▶ **Data for the task**
——————————

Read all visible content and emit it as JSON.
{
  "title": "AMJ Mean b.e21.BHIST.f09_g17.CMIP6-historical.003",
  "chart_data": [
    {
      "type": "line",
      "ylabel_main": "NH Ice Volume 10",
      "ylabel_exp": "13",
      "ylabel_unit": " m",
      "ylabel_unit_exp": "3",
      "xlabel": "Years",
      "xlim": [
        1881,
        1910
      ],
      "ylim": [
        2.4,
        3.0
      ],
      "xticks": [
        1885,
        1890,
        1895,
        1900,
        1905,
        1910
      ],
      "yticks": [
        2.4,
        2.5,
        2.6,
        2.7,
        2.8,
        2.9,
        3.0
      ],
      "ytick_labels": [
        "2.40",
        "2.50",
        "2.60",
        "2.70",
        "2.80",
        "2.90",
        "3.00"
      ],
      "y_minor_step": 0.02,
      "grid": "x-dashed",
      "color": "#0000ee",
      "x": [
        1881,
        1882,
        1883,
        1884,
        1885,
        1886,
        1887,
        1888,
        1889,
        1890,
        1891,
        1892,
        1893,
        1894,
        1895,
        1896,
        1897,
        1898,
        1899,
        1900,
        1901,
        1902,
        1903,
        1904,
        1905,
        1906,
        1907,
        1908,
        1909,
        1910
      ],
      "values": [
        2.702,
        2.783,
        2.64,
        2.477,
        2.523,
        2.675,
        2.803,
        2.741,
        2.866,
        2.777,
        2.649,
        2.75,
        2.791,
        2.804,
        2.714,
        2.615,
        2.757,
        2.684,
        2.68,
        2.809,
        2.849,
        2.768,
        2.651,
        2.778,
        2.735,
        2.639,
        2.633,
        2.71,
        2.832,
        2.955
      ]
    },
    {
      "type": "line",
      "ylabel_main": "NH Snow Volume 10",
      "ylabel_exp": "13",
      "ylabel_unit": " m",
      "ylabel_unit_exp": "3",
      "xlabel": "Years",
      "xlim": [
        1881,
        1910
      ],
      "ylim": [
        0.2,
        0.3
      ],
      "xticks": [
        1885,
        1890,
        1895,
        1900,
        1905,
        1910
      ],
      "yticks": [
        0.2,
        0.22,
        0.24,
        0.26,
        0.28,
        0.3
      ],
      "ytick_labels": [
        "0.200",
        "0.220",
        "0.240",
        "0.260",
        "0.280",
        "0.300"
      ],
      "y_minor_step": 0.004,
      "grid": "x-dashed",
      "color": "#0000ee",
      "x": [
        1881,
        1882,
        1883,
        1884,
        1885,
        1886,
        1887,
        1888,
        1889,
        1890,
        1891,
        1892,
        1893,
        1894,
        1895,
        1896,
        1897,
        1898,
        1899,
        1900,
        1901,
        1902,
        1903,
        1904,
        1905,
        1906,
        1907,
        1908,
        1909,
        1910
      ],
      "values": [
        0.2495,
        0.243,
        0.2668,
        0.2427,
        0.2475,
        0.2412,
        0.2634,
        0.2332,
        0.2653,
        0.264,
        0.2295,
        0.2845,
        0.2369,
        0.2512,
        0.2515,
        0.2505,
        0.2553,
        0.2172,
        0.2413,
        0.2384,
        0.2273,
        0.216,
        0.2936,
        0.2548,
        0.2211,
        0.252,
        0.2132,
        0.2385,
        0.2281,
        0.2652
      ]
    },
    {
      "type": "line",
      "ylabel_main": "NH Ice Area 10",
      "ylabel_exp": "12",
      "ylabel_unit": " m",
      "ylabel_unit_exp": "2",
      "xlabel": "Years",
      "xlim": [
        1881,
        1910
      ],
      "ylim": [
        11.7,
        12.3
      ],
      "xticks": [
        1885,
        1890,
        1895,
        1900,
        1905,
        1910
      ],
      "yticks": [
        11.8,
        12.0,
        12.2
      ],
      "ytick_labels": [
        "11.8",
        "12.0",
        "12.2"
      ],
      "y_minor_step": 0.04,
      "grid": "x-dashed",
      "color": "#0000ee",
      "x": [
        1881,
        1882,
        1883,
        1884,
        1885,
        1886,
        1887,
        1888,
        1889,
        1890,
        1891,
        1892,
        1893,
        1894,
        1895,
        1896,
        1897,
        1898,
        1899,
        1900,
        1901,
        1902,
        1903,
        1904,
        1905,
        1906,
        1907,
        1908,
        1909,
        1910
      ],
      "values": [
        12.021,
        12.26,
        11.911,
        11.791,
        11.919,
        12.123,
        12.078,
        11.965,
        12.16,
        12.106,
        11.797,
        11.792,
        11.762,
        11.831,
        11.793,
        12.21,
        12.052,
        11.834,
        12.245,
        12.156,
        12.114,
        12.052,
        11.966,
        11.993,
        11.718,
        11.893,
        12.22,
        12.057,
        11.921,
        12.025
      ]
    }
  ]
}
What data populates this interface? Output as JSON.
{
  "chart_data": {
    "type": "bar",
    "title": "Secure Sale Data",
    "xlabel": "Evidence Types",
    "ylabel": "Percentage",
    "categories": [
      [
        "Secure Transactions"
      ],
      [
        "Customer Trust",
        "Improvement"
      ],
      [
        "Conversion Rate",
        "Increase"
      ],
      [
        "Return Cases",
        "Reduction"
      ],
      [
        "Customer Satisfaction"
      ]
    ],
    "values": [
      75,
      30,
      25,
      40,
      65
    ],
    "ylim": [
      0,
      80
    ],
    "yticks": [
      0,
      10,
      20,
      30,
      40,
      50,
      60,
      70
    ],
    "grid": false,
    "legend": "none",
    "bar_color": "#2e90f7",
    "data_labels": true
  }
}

——————————

▶ **Given problem**
How many lines in the records hold the string "Volume"? Reply with the number alone.

▶ **Response below**
2